Instructions to follow: The entries are to be returned exactly, with images left out.
** START **
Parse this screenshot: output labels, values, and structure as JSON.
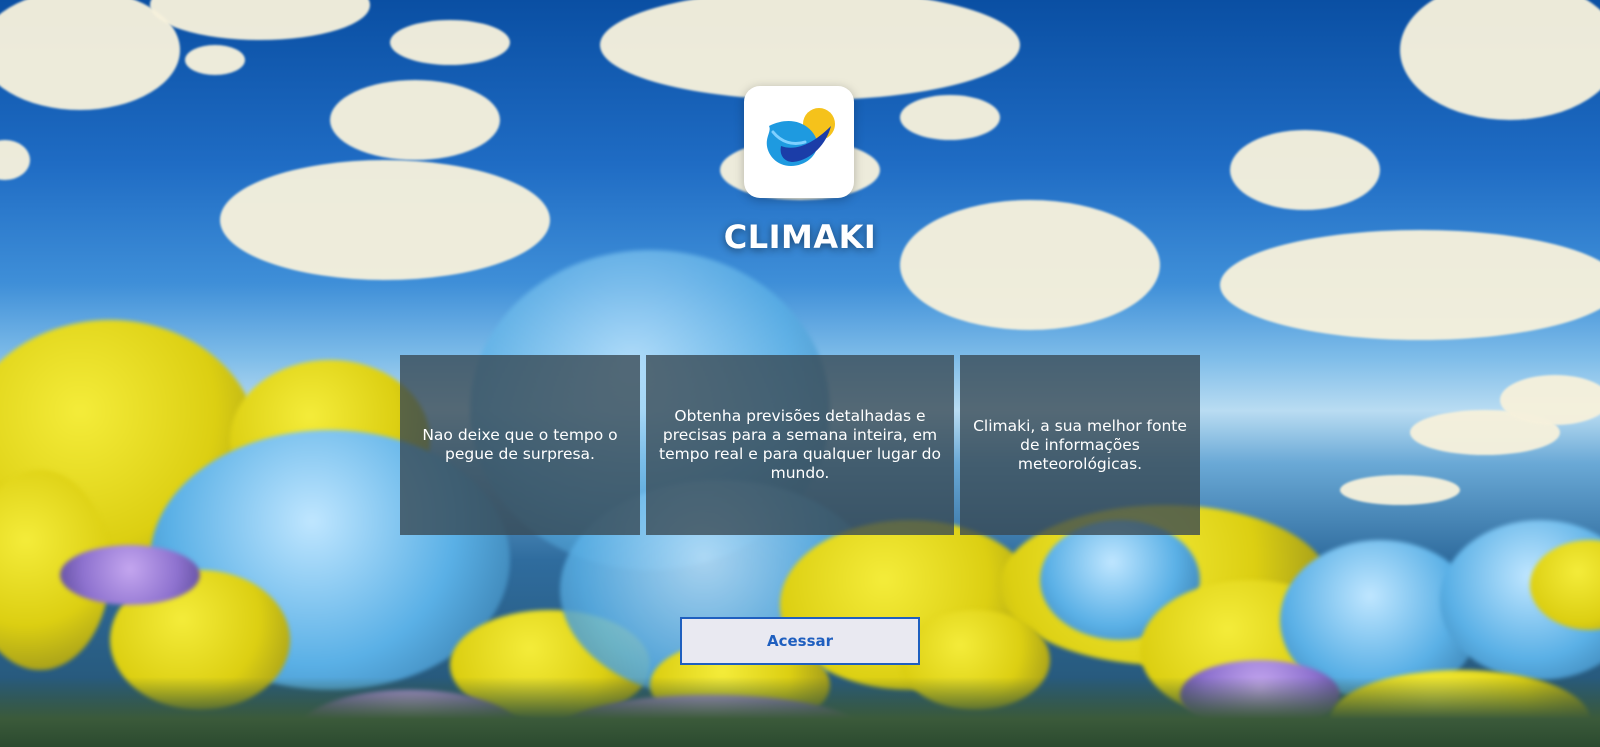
{
  "brand": {
    "title": "CLIMAKI",
    "logo_icon": "climaki-logo-icon"
  },
  "cards": [
    {
      "text": "Nao deixe que o tempo o pegue de surpresa."
    },
    {
      "text": "Obtenha previsões detalhadas e precisas para a semana inteira, em tempo real e para qualquer lugar do mundo."
    },
    {
      "text": "Climaki, a sua melhor fonte de informações meteorológicas."
    }
  ],
  "actions": {
    "access_label": "Acessar"
  },
  "colors": {
    "button_accent": "#1f5fbf",
    "card_background": "#374852",
    "logo_yellow": "#f5c21b",
    "logo_blue": "#1e9ae0"
  }
}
** END **
Exercise output:
Parse this screenshot: output labels, values, and structure as JSON.
{
  "brand": {
    "title": "CLIMAKI",
    "logo_icon": "climaki-logo-icon"
  },
  "cards": [
    {
      "text": "Nao deixe que o tempo o pegue de surpresa."
    },
    {
      "text": "Obtenha previsões detalhadas e precisas para a semana inteira, em tempo real e para qualquer lugar do mundo."
    },
    {
      "text": "Climaki, a sua melhor fonte de informações meteorológicas."
    }
  ],
  "actions": {
    "access_label": "Acessar"
  },
  "colors": {
    "button_accent": "#1f5fbf",
    "card_background": "#374852",
    "logo_yellow": "#f5c21b",
    "logo_blue": "#1e9ae0"
  }
}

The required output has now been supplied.